■ Exercise details: Take every line where the string "title" appears and copy it.

■ Records provided:
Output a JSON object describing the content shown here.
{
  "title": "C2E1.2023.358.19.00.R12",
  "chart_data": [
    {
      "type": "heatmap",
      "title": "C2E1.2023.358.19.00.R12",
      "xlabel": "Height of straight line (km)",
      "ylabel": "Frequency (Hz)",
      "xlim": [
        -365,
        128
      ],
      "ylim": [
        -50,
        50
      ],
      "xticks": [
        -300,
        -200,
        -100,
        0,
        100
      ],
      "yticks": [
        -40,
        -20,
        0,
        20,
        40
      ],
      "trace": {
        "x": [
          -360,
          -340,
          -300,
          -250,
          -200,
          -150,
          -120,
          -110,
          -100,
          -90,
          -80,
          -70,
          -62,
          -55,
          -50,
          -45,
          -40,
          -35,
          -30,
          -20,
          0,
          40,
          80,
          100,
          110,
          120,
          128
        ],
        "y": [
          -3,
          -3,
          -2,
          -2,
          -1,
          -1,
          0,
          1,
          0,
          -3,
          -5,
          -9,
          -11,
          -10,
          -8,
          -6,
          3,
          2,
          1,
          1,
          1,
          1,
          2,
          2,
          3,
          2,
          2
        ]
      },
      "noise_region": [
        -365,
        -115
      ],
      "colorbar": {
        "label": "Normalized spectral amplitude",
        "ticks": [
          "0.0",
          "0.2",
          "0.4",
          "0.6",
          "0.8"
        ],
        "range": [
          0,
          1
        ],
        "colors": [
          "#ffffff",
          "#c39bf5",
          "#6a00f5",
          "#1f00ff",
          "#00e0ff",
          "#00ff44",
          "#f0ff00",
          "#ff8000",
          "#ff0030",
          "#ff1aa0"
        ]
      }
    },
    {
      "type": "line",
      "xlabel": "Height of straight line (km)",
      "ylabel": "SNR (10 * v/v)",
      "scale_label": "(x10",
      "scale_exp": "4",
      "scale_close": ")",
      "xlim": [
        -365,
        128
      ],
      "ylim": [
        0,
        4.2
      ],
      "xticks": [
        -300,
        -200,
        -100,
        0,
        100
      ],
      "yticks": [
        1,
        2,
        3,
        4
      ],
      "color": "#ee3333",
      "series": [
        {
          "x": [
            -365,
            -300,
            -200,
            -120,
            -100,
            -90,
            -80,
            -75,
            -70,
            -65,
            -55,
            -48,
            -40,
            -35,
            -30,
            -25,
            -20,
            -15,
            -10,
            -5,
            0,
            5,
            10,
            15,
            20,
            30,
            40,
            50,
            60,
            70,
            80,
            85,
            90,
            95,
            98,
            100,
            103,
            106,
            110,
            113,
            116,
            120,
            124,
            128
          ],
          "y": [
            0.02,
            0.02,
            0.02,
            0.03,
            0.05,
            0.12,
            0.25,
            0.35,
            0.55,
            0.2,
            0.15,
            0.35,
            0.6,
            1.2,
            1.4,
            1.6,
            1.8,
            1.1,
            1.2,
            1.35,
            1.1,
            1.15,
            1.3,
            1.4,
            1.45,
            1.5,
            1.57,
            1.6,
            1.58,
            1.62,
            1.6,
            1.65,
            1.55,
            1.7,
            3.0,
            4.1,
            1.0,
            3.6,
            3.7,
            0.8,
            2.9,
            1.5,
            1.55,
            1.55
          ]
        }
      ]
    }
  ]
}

■ Problem solution:
  "title": "C2E1.2023.358.19.00.R12",
      "title": "C2E1.2023.358.19.00.R12",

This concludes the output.